(Saved entries)
########################################
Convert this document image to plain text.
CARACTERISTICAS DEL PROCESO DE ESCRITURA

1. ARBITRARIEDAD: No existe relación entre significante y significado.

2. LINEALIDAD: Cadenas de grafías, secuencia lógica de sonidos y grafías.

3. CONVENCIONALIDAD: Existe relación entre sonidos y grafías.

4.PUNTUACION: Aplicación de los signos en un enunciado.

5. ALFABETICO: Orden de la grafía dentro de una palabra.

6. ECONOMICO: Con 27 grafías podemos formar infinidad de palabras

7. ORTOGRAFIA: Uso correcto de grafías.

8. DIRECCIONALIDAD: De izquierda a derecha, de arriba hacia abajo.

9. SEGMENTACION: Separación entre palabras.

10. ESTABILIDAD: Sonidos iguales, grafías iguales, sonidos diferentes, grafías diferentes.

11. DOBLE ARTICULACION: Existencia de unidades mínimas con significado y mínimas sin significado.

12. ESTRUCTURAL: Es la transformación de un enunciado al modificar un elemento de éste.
########################################
§ Task requirements
Identify lines with the string "entre". Copy each one.

§ The response
1. ARBITRARIEDAD: No existe relación entre significante y significado.
3. CONVENCIONALIDAD: Existe relación entre sonidos y grafías.
9. SEGMENTACION: Separación entre palabras.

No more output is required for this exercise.